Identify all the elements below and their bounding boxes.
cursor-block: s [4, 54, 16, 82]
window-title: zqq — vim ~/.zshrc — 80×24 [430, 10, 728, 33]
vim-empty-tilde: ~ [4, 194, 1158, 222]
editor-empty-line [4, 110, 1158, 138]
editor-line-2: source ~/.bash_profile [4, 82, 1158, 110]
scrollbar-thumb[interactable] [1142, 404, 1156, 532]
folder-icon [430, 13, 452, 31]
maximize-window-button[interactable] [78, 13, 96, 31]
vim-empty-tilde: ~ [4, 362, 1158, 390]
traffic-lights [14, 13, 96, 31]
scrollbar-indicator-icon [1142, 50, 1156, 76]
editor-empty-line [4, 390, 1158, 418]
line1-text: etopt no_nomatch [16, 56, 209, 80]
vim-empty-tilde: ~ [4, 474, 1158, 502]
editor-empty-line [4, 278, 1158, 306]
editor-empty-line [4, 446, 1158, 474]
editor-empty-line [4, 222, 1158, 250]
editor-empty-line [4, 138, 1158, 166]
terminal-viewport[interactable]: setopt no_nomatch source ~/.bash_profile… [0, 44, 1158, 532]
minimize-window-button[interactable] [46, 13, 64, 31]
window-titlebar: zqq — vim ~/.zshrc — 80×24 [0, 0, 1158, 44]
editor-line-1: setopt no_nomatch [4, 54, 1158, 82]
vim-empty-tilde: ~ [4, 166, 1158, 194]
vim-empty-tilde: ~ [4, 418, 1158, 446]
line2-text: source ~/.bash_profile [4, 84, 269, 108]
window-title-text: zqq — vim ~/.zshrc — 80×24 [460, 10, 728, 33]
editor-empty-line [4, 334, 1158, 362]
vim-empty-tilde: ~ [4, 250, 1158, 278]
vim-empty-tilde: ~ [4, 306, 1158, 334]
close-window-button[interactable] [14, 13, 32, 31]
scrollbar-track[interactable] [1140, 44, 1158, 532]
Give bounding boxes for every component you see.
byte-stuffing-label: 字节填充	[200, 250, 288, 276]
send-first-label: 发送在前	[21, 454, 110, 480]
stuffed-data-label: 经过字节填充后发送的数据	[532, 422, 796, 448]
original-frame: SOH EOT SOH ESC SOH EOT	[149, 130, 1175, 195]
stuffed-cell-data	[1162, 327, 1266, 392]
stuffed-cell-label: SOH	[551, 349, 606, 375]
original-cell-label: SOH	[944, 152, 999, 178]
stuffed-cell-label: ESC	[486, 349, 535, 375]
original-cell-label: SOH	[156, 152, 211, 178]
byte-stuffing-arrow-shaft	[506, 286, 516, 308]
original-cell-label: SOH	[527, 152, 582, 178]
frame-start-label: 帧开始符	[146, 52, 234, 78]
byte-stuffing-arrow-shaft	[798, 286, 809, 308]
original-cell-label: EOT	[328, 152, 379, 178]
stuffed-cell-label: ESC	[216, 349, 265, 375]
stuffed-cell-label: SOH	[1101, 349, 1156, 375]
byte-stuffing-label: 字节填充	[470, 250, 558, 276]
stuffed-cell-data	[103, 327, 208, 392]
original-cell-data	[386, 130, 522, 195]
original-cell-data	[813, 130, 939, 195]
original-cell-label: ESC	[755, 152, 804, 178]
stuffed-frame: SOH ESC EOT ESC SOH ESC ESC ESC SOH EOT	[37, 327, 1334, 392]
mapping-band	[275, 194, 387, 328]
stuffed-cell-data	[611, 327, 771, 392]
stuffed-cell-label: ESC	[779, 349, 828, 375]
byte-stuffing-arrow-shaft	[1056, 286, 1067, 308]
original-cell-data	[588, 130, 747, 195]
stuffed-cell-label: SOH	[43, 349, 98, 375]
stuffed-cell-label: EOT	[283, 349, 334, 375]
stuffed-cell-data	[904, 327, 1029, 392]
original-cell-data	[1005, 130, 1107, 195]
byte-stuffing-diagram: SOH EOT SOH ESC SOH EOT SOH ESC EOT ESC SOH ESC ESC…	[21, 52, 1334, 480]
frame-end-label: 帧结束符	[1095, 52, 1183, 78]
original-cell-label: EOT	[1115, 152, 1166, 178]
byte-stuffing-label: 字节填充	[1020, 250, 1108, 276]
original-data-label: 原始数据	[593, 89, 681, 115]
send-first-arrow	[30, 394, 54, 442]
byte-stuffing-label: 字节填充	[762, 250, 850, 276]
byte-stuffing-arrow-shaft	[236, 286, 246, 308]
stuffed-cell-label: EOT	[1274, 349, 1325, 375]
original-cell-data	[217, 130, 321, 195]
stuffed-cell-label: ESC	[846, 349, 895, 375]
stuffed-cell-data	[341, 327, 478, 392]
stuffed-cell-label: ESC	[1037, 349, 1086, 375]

Direction | Copy all the items above again, changing each "editor-empty-line" to "blank-editor-line" and leaving everything else the same.

Task solution |
Identify all the elements below and their bounding boxes.
cursor-block: s [4, 54, 16, 82]
window-title: zqq — vim ~/.zshrc — 80×24 [430, 10, 728, 33]
vim-empty-tilde: ~ [4, 194, 1158, 222]
blank-editor-line [4, 110, 1158, 138]
editor-line-2: source ~/.bash_profile [4, 82, 1158, 110]
scrollbar-thumb[interactable] [1142, 404, 1156, 532]
folder-icon [430, 13, 452, 31]
maximize-window-button[interactable] [78, 13, 96, 31]
vim-empty-tilde: ~ [4, 362, 1158, 390]
traffic-lights [14, 13, 96, 31]
scrollbar-indicator-icon [1142, 50, 1156, 76]
blank-editor-line [4, 390, 1158, 418]
line1-text: etopt no_nomatch [16, 56, 209, 80]
vim-empty-tilde: ~ [4, 474, 1158, 502]
blank-editor-line [4, 278, 1158, 306]
blank-editor-line [4, 446, 1158, 474]
blank-editor-line [4, 222, 1158, 250]
blank-editor-line [4, 138, 1158, 166]
terminal-viewport[interactable]: setopt no_nomatch source ~/.bash_profile… [0, 44, 1158, 532]
minimize-window-button[interactable] [46, 13, 64, 31]
window-titlebar: zqq — vim ~/.zshrc — 80×24 [0, 0, 1158, 44]
editor-line-1: setopt no_nomatch [4, 54, 1158, 82]
vim-empty-tilde: ~ [4, 166, 1158, 194]
vim-empty-tilde: ~ [4, 418, 1158, 446]
line2-text: source ~/.bash_profile [4, 84, 269, 108]
window-title-text: zqq — vim ~/.zshrc — 80×24 [460, 10, 728, 33]
blank-editor-line [4, 334, 1158, 362]
vim-empty-tilde: ~ [4, 250, 1158, 278]
vim-empty-tilde: ~ [4, 306, 1158, 334]
close-window-button[interactable] [14, 13, 32, 31]
scrollbar-track[interactable] [1140, 44, 1158, 532]
Give bounding boxes for every component you see.
byte-stuffing-label: 字节填充	[200, 250, 288, 276]
send-first-label: 发送在前	[21, 454, 110, 480]
stuffed-data-label: 经过字节填充后发送的数据	[532, 422, 796, 448]
original-frame: SOH EOT SOH ESC SOH EOT	[149, 130, 1175, 195]
stuffed-cell-data	[1162, 327, 1266, 392]
stuffed-cell-label: SOH	[551, 349, 606, 375]
original-cell-label: SOH	[944, 152, 999, 178]
stuffed-cell-label: ESC	[486, 349, 535, 375]
original-cell-label: SOH	[156, 152, 211, 178]
byte-stuffing-arrow-shaft	[506, 286, 516, 308]
original-cell-label: SOH	[527, 152, 582, 178]
frame-start-label: 帧开始符	[146, 52, 234, 78]
byte-stuffing-arrow-shaft	[798, 286, 809, 308]
original-cell-label: EOT	[328, 152, 379, 178]
stuffed-cell-label: ESC	[216, 349, 265, 375]
stuffed-cell-label: SOH	[1101, 349, 1156, 375]
byte-stuffing-label: 字节填充	[470, 250, 558, 276]
stuffed-cell-data	[103, 327, 208, 392]
original-cell-data	[386, 130, 522, 195]
original-cell-data	[813, 130, 939, 195]
original-cell-label: ESC	[755, 152, 804, 178]
stuffed-frame: SOH ESC EOT ESC SOH ESC ESC ESC SOH EOT	[37, 327, 1334, 392]
mapping-band	[275, 194, 387, 328]
stuffed-cell-data	[611, 327, 771, 392]
stuffed-cell-label: ESC	[779, 349, 828, 375]
byte-stuffing-arrow-shaft	[1056, 286, 1067, 308]
original-cell-data	[588, 130, 747, 195]
stuffed-cell-label: SOH	[43, 349, 98, 375]
stuffed-cell-label: EOT	[283, 349, 334, 375]
stuffed-cell-data	[904, 327, 1029, 392]
original-cell-data	[1005, 130, 1107, 195]
byte-stuffing-diagram: SOH EOT SOH ESC SOH EOT SOH ESC EOT ESC SOH ESC ESC…	[21, 52, 1334, 480]
frame-end-label: 帧结束符	[1095, 52, 1183, 78]
original-cell-label: EOT	[1115, 152, 1166, 178]
byte-stuffing-label: 字节填充	[1020, 250, 1108, 276]
original-data-label: 原始数据	[593, 89, 681, 115]
send-first-arrow	[30, 394, 54, 442]
byte-stuffing-label: 字节填充	[762, 250, 850, 276]
byte-stuffing-arrow-shaft	[236, 286, 246, 308]
stuffed-cell-label: EOT	[1274, 349, 1325, 375]
original-cell-data	[217, 130, 321, 195]
stuffed-cell-label: ESC	[846, 349, 895, 375]
stuffed-cell-data	[341, 327, 478, 392]
stuffed-cell-label: ESC	[1037, 349, 1086, 375]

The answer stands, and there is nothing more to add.